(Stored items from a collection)
══════

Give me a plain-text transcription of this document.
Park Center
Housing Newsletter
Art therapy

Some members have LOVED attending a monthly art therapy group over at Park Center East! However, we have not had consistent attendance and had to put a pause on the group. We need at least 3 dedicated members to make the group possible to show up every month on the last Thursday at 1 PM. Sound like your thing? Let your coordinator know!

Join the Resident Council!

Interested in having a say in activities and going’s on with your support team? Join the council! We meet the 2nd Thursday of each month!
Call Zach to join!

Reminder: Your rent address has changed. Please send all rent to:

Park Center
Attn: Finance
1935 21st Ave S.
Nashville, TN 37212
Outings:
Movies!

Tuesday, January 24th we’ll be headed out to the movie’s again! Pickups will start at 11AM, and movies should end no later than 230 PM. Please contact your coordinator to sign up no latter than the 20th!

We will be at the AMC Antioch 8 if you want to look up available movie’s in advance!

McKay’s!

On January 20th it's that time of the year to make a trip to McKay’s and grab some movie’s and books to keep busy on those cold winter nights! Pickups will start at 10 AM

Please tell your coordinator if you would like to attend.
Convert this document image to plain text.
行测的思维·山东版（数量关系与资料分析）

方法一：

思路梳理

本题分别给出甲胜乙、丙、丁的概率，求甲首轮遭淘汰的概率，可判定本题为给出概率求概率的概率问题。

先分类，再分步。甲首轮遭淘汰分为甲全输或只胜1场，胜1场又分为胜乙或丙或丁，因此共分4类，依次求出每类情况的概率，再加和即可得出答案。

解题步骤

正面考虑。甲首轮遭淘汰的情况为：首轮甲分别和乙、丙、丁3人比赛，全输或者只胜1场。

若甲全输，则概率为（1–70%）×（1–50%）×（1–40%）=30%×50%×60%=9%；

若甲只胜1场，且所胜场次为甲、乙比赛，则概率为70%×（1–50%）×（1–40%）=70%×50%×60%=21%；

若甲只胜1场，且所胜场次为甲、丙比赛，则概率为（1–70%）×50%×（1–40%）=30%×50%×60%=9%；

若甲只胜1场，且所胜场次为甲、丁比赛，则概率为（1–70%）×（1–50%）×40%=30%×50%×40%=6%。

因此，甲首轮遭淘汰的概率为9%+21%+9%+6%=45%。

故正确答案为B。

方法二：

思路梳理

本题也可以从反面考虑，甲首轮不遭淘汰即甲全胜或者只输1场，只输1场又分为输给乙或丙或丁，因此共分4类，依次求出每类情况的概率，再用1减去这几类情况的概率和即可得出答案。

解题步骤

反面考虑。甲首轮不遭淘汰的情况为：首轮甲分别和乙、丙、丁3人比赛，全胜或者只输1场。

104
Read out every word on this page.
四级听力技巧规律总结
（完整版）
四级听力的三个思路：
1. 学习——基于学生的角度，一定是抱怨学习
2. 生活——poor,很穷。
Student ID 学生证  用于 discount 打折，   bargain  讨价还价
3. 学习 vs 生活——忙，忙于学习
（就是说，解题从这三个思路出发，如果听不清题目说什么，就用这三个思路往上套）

══════

> _Set problem_: Retype all of the material above with every character intact.

> _Response below_:
Give me a plain-text transcription of this document.
Park Center
Housing Newsletter
Art therapy

Some members have LOVED attending a monthly art therapy group over at Park Center East! However, we have not had consistent attendance and had to put a pause on the group. We need at least 3 dedicated members to make the group possible to show up every month on the last Thursday at 1 PM. Sound like your thing? Let your coordinator know!

Join the Resident Council!

Interested in having a say in activities and going’s on with your support team? Join the council! We meet the 2nd Thursday of each month!
Call Zach to join!

Reminder: Your rent address has changed. Please send all rent to:

Park Center
Attn: Finance
1935 21st Ave S.
Nashville, TN 37212
Outings:
Movies!

Tuesday, January 24th we’ll be headed out to the movie’s again! Pickups will start at 11AM, and movies should end no later than 230 PM. Please contact your coordinator to sign up no latter than the 20th!

We will be at the AMC Antioch 8 if you want to look up available movie’s in advance!

McKay’s!

On January 20th it's that time of the year to make a trip to McKay’s and grab some movie’s and books to keep busy on those cold winter nights! Pickups will start at 10 AM

Please tell your coordinator if you would like to attend.
Convert this document image to plain text.
行测的思维·山东版（数量关系与资料分析）

方法一：

思路梳理

本题分别给出甲胜乙、丙、丁的概率，求甲首轮遭淘汰的概率，可判定本题为给出概率求概率的概率问题。

先分类，再分步。甲首轮遭淘汰分为甲全输或只胜1场，胜1场又分为胜乙或丙或丁，因此共分4类，依次求出每类情况的概率，再加和即可得出答案。

解题步骤

正面考虑。甲首轮遭淘汰的情况为：首轮甲分别和乙、丙、丁3人比赛，全输或者只胜1场。

若甲全输，则概率为（1–70%）×（1–50%）×（1–40%）=30%×50%×60%=9%；

若甲只胜1场，且所胜场次为甲、乙比赛，则概率为70%×（1–50%）×（1–40%）=70%×50%×60%=21%；

若甲只胜1场，且所胜场次为甲、丙比赛，则概率为（1–70%）×50%×（1–40%）=30%×50%×60%=9%；

若甲只胜1场，且所胜场次为甲、丁比赛，则概率为（1–70%）×（1–50%）×40%=30%×50%×40%=6%。

因此，甲首轮遭淘汰的概率为9%+21%+9%+6%=45%。

故正确答案为B。

方法二：

思路梳理

本题也可以从反面考虑，甲首轮不遭淘汰即甲全胜或者只输1场，只输1场又分为输给乙或丙或丁，因此共分4类，依次求出每类情况的概率，再用1减去这几类情况的概率和即可得出答案。

解题步骤

反面考虑。甲首轮不遭淘汰的情况为：首轮甲分别和乙、丙、丁3人比赛，全胜或者只输1场。

104
Read out every word on this page.
四级听力技巧规律总结
（完整版）
四级听力的三个思路：
1. 学习——基于学生的角度，一定是抱怨学习
2. 生活——poor,很穷。
Student ID 学生证  用于 discount 打折，   bargain  讨价还价
3. 学习 vs 生活——忙，忙于学习
（就是说，解题从这三个思路出发，如果听不清题目说什么，就用这三个思路往上套）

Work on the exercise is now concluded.